What this task involves: Repeat the records below exactly, leaving out any pictures.

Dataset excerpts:
════

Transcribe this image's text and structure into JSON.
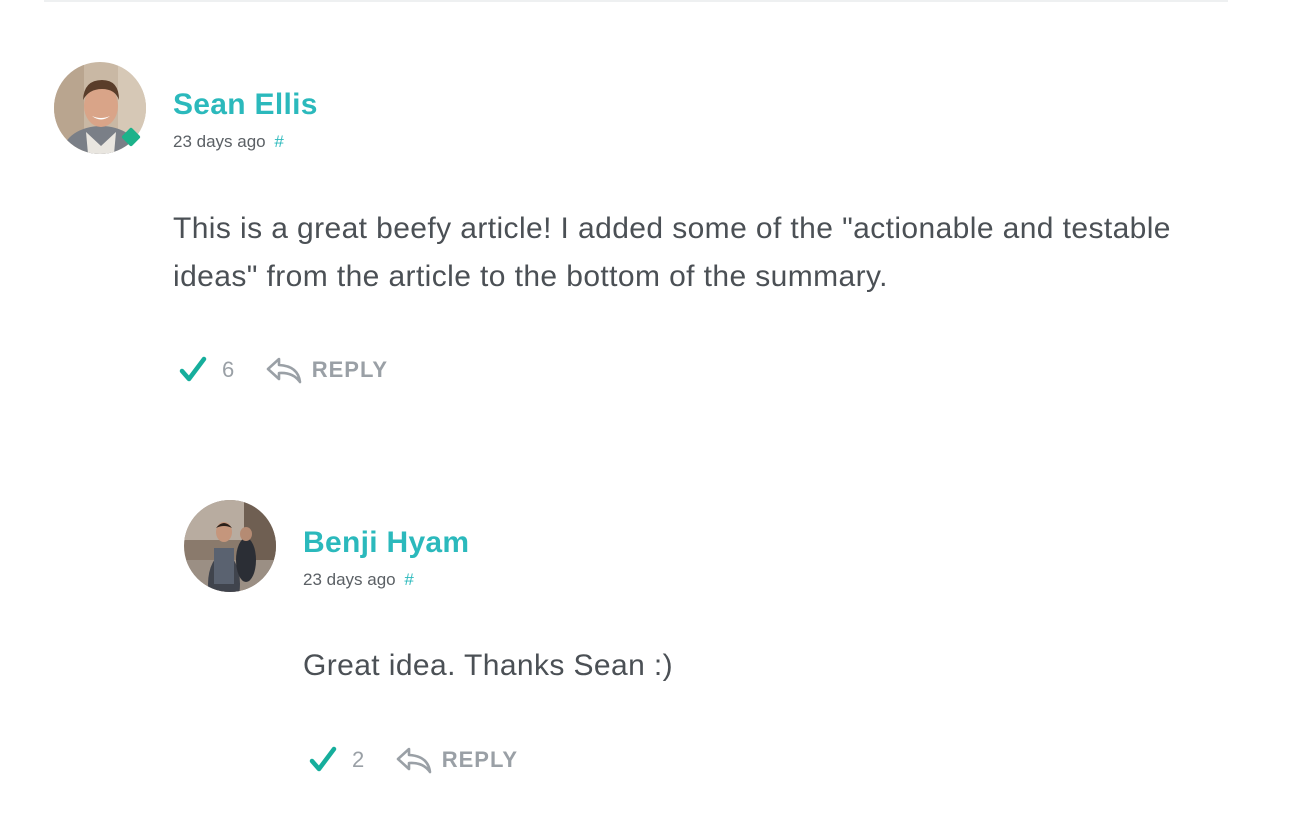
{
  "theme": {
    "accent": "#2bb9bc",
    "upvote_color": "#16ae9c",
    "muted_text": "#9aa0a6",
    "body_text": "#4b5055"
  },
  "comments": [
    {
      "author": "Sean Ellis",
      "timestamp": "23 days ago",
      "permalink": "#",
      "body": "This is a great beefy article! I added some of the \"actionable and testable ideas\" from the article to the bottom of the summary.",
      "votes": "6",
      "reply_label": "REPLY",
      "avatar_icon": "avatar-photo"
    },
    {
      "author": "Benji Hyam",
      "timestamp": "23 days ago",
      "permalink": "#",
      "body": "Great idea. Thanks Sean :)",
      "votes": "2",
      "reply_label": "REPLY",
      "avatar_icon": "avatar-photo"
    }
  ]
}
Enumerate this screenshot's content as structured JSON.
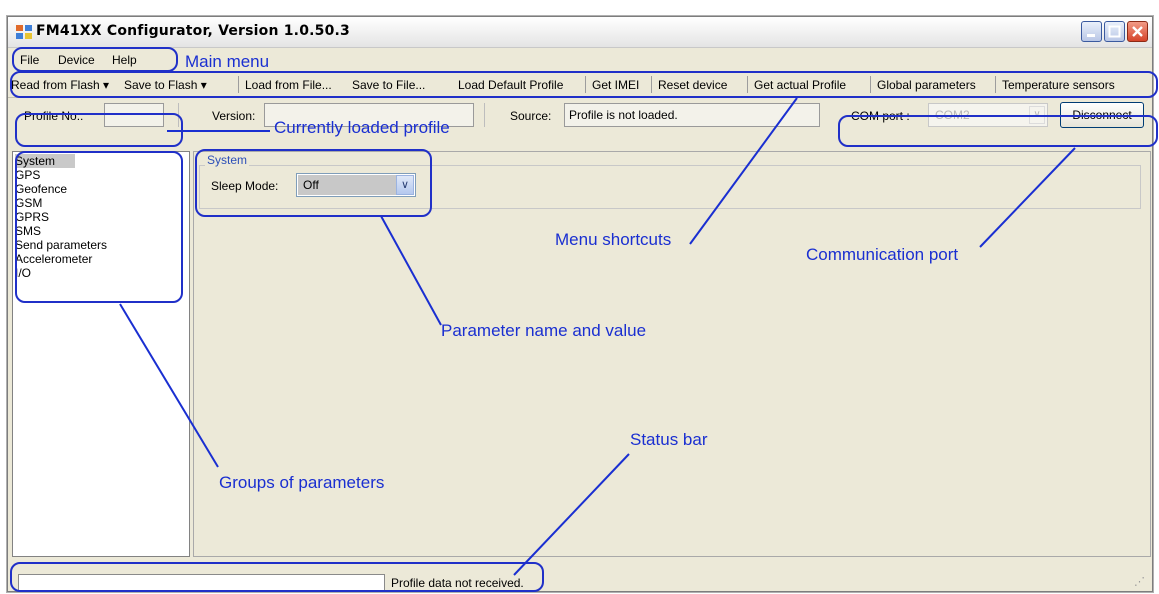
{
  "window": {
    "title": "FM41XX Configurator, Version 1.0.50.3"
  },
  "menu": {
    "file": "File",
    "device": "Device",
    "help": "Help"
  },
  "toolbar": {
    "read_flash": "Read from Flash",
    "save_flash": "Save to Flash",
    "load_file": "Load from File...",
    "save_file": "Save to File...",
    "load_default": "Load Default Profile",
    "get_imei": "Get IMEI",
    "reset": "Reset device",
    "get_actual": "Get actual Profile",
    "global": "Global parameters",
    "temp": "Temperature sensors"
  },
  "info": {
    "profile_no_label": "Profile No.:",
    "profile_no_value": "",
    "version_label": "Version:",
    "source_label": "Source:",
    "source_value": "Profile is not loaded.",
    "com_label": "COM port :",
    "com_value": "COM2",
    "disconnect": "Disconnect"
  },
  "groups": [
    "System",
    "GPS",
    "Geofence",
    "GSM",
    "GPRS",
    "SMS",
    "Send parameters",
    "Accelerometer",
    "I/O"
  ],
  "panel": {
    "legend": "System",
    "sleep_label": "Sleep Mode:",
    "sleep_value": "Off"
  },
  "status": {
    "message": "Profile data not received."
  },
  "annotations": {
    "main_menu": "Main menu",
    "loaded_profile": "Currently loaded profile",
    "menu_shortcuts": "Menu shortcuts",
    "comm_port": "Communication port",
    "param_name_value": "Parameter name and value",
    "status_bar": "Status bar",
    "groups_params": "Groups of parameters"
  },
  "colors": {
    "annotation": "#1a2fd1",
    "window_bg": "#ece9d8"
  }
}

════

Exercise result:
Transcribe this image's text and structure into JSON.
{
  "theme": {
    "accent": "#2bb9bc",
    "upvote_color": "#16ae9c",
    "muted_text": "#9aa0a6",
    "body_text": "#4b5055"
  },
  "comments": [
    {
      "author": "Sean Ellis",
      "timestamp": "23 days ago",
      "permalink": "#",
      "body": "This is a great beefy article! I added some of the \"actionable and testable ideas\" from the article to the bottom of the summary.",
      "votes": "6",
      "reply_label": "REPLY",
      "avatar_icon": "avatar-photo"
    },
    {
      "author": "Benji Hyam",
      "timestamp": "23 days ago",
      "permalink": "#",
      "body": "Great idea. Thanks Sean :)",
      "votes": "2",
      "reply_label": "REPLY",
      "avatar_icon": "avatar-photo"
    }
  ]
}
Enumerate this screenshot's content as structured JSON.
{
  "window": {
    "title": "FM41XX Configurator, Version 1.0.50.3"
  },
  "menu": {
    "file": "File",
    "device": "Device",
    "help": "Help"
  },
  "toolbar": {
    "read_flash": "Read from Flash",
    "save_flash": "Save to Flash",
    "load_file": "Load from File...",
    "save_file": "Save to File...",
    "load_default": "Load Default Profile",
    "get_imei": "Get IMEI",
    "reset": "Reset device",
    "get_actual": "Get actual Profile",
    "global": "Global parameters",
    "temp": "Temperature sensors"
  },
  "info": {
    "profile_no_label": "Profile No.:",
    "profile_no_value": "",
    "version_label": "Version:",
    "source_label": "Source:",
    "source_value": "Profile is not loaded.",
    "com_label": "COM port :",
    "com_value": "COM2",
    "disconnect": "Disconnect"
  },
  "groups": [
    "System",
    "GPS",
    "Geofence",
    "GSM",
    "GPRS",
    "SMS",
    "Send parameters",
    "Accelerometer",
    "I/O"
  ],
  "panel": {
    "legend": "System",
    "sleep_label": "Sleep Mode:",
    "sleep_value": "Off"
  },
  "status": {
    "message": "Profile data not received."
  },
  "annotations": {
    "main_menu": "Main menu",
    "loaded_profile": "Currently loaded profile",
    "menu_shortcuts": "Menu shortcuts",
    "comm_port": "Communication port",
    "param_name_value": "Parameter name and value",
    "status_bar": "Status bar",
    "groups_params": "Groups of parameters"
  },
  "colors": {
    "annotation": "#1a2fd1",
    "window_bg": "#ece9d8"
  }
}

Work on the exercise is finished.